▶ [What the exercise asks]:
Each line below should be quoted exactly, please.

-- Begin Data for processing --

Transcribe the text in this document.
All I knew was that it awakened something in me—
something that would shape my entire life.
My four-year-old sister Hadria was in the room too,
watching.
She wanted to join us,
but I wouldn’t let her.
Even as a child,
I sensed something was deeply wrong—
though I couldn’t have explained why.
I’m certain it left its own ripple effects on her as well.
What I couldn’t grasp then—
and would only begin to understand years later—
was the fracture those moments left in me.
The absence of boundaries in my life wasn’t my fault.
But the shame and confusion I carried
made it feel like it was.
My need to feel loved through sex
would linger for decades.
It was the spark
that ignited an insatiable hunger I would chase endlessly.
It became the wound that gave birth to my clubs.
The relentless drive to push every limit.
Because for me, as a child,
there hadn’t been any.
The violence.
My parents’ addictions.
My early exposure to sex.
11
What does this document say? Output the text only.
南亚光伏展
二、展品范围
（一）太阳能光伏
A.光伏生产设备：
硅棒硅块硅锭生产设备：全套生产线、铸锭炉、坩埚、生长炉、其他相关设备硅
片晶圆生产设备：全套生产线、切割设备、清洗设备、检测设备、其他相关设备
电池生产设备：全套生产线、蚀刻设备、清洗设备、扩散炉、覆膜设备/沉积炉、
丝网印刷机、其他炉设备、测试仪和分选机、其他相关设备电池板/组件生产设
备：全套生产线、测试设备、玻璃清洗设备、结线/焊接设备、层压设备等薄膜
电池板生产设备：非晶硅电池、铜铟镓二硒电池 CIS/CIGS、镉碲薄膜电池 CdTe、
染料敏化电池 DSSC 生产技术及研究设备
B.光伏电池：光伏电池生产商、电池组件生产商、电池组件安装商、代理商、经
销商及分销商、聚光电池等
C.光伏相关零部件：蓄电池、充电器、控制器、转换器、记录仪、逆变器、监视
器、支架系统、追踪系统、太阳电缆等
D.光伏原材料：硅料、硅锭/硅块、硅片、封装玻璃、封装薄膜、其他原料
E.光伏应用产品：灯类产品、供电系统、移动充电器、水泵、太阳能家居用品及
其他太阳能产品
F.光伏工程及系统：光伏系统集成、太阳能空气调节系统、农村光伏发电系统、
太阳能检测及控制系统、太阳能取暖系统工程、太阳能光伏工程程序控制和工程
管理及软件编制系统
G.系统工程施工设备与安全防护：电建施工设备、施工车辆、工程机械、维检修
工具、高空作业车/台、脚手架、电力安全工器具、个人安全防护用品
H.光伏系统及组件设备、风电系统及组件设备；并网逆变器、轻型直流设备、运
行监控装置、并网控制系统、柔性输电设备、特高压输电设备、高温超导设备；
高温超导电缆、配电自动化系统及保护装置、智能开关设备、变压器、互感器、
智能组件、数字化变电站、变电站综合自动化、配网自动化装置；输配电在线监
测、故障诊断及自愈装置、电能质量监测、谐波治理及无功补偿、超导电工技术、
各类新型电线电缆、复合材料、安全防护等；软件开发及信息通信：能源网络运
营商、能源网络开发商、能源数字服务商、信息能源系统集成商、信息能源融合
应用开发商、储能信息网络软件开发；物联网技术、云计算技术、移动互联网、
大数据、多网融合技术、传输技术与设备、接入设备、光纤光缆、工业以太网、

-- End Data for processing --

▶ [Result for this exercise]:
Transcribe the text in this document.
All I knew was that it awakened something in me—
something that would shape my entire life.
My four-year-old sister Hadria was in the room too,
watching.
She wanted to join us,
but I wouldn’t let her.
Even as a child,
I sensed something was deeply wrong—
though I couldn’t have explained why.
I’m certain it left its own ripple effects on her as well.
What I couldn’t grasp then—
and would only begin to understand years later—
was the fracture those moments left in me.
The absence of boundaries in my life wasn’t my fault.
But the shame and confusion I carried
made it feel like it was.
My need to feel loved through sex
would linger for decades.
It was the spark
that ignited an insatiable hunger I would chase endlessly.
It became the wound that gave birth to my clubs.
The relentless drive to push every limit.
Because for me, as a child,
there hadn’t been any.
The violence.
My parents’ addictions.
My early exposure to sex.
11
What does this document say? Output the text only.
南亚光伏展
二、展品范围
（一）太阳能光伏
A.光伏生产设备：
硅棒硅块硅锭生产设备：全套生产线、铸锭炉、坩埚、生长炉、其他相关设备硅
片晶圆生产设备：全套生产线、切割设备、清洗设备、检测设备、其他相关设备
电池生产设备：全套生产线、蚀刻设备、清洗设备、扩散炉、覆膜设备/沉积炉、
丝网印刷机、其他炉设备、测试仪和分选机、其他相关设备电池板/组件生产设
备：全套生产线、测试设备、玻璃清洗设备、结线/焊接设备、层压设备等薄膜
电池板生产设备：非晶硅电池、铜铟镓二硒电池 CIS/CIGS、镉碲薄膜电池 CdTe、
染料敏化电池 DSSC 生产技术及研究设备
B.光伏电池：光伏电池生产商、电池组件生产商、电池组件安装商、代理商、经
销商及分销商、聚光电池等
C.光伏相关零部件：蓄电池、充电器、控制器、转换器、记录仪、逆变器、监视
器、支架系统、追踪系统、太阳电缆等
D.光伏原材料：硅料、硅锭/硅块、硅片、封装玻璃、封装薄膜、其他原料
E.光伏应用产品：灯类产品、供电系统、移动充电器、水泵、太阳能家居用品及
其他太阳能产品
F.光伏工程及系统：光伏系统集成、太阳能空气调节系统、农村光伏发电系统、
太阳能检测及控制系统、太阳能取暖系统工程、太阳能光伏工程程序控制和工程
管理及软件编制系统
G.系统工程施工设备与安全防护：电建施工设备、施工车辆、工程机械、维检修
工具、高空作业车/台、脚手架、电力安全工器具、个人安全防护用品
H.光伏系统及组件设备、风电系统及组件设备；并网逆变器、轻型直流设备、运
行监控装置、并网控制系统、柔性输电设备、特高压输电设备、高温超导设备；
高温超导电缆、配电自动化系统及保护装置、智能开关设备、变压器、互感器、
智能组件、数字化变电站、变电站综合自动化、配网自动化装置；输配电在线监
测、故障诊断及自愈装置、电能质量监测、谐波治理及无功补偿、超导电工技术、
各类新型电线电缆、复合材料、安全防护等；软件开发及信息通信：能源网络运
营商、能源网络开发商、能源数字服务商、信息能源系统集成商、信息能源融合
应用开发商、储能信息网络软件开发；物联网技术、云计算技术、移动互联网、
大数据、多网融合技术、传输技术与设备、接入设备、光纤光缆、工业以太网、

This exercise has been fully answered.